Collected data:
"""

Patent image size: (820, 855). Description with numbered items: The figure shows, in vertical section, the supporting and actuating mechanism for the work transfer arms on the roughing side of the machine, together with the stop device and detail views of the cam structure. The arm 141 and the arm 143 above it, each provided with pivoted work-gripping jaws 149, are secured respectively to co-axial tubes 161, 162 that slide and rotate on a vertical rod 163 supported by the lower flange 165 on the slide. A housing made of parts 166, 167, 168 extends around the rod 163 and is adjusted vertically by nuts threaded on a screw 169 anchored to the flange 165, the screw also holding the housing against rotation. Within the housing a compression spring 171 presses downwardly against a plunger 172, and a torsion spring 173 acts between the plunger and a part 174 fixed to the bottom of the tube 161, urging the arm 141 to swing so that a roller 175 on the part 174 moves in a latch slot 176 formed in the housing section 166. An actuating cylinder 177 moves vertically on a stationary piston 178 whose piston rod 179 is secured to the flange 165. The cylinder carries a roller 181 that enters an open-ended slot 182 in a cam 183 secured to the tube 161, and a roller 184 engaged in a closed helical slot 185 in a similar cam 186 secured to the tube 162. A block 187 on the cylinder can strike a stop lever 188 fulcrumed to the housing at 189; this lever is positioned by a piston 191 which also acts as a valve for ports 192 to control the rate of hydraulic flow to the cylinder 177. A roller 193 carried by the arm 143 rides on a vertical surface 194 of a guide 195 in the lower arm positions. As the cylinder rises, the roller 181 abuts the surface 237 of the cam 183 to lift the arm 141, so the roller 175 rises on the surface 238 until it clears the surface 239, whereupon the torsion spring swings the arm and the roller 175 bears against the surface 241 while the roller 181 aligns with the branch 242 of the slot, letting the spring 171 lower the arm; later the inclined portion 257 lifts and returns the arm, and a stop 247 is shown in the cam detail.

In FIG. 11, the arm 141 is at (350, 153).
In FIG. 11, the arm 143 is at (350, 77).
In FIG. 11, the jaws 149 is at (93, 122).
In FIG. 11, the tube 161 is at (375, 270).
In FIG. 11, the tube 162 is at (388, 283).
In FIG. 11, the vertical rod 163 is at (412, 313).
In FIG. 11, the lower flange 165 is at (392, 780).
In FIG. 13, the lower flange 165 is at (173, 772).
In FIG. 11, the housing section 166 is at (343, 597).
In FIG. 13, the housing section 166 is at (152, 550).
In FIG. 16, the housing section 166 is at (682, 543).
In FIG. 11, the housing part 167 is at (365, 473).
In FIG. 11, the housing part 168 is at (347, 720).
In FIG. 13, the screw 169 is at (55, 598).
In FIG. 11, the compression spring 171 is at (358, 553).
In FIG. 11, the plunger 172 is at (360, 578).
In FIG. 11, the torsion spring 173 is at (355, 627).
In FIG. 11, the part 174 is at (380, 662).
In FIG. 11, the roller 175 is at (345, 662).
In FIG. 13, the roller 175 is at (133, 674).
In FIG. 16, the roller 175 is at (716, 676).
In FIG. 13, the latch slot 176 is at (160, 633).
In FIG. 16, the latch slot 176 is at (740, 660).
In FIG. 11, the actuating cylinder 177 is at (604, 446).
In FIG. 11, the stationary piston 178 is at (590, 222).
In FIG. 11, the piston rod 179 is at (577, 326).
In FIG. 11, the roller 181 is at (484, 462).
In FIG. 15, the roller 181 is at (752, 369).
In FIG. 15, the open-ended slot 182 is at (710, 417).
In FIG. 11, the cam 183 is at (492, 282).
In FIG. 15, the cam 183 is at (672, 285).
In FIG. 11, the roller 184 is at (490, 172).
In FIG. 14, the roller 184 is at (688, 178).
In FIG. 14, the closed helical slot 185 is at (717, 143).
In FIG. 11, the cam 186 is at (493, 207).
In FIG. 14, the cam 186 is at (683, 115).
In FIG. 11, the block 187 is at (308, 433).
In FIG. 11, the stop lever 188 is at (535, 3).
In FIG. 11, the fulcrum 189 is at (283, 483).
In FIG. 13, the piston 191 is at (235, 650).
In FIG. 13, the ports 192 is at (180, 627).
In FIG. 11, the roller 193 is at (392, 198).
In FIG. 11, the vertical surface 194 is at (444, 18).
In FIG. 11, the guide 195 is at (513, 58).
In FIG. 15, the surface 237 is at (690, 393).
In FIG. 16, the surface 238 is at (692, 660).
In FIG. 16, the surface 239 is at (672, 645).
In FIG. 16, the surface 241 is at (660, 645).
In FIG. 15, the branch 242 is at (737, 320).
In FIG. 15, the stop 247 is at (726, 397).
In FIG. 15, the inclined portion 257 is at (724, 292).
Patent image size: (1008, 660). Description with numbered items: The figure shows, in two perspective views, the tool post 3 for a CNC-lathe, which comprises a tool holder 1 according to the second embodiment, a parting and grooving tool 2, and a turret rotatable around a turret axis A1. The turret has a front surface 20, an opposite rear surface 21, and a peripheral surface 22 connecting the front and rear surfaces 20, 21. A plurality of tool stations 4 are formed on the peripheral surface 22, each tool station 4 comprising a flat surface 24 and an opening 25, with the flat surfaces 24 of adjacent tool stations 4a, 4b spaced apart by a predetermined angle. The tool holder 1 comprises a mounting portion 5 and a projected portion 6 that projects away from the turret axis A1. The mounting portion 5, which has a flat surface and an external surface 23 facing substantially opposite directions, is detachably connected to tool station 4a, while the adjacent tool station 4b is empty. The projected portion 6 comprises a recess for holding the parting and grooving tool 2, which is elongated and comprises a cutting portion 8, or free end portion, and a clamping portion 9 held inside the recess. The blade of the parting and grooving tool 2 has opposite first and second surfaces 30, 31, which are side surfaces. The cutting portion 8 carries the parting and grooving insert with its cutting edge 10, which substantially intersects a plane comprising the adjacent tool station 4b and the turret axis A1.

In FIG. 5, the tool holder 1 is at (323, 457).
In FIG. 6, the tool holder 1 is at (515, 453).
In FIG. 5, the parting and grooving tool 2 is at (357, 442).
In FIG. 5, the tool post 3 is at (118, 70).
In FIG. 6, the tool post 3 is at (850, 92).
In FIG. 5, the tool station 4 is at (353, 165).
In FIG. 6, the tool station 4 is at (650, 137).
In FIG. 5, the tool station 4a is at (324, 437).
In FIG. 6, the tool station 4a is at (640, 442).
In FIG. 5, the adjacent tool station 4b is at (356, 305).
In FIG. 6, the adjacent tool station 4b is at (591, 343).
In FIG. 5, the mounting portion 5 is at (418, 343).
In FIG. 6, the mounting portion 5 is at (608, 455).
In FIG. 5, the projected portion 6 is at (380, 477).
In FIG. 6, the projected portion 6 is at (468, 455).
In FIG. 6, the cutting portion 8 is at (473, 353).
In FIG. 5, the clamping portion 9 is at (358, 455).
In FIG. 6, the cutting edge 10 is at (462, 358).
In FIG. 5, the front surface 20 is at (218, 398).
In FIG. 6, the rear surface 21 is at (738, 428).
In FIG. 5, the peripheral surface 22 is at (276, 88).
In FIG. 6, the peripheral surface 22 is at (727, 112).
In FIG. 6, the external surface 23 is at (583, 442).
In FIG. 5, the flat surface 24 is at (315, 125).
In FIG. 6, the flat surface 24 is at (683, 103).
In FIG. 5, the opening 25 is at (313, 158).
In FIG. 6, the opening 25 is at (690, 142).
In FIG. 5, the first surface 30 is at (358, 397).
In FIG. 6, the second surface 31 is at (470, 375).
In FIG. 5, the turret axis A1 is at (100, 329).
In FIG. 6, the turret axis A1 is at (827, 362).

"""

**Set task**
Extract every line of the records above that contains the string "holder".

**Answer for this exercise**
Patent image size: (1008, 660). Description with numbered items: The figure shows, in two perspective views, the tool post 3 for a CNC-lathe, which comprises a tool holder 1 according to the second embodiment, a parting and grooving tool 2, and a turret rotatable around a turret axis A1. The turret has a front surface 20, an opposite rear surface 21, and a peripheral surface 22 connecting the front and rear surfaces 20, 21. A plurality of tool stations 4 are formed on the peripheral surface 22, each tool station 4 comprising a flat surface 24 and an opening 25, with the flat surfaces 24 of adjacent tool stations 4a, 4b spaced apart by a predetermined angle. The tool holder 1 comprises a mounting portion 5 and a projected portion 6 that projects away from the turret axis A1. The mounting portion 5, which has a flat surface and an external surface 23 facing substantially opposite directions, is detachably connected to tool station 4a, while the adjacent tool station 4b is empty. The projected portion 6 comprises a recess for holding the parting and grooving tool 2, which is elongated and comprises a cutting portion 8, or free end portion, and a clamping portion 9 held inside the recess. The blade of the parting and grooving tool 2 has opposite first and second surfaces 30, 31, which are side surfaces. The cutting portion 8 carries the parting and grooving insert with its cutting edge 10, which substantially intersects a plane comprising the adjacent tool station 4b and the turret axis A1.
In FIG. 5, the tool holder 1 is at (323, 457).
In FIG. 6, the tool holder 1 is at (515, 453).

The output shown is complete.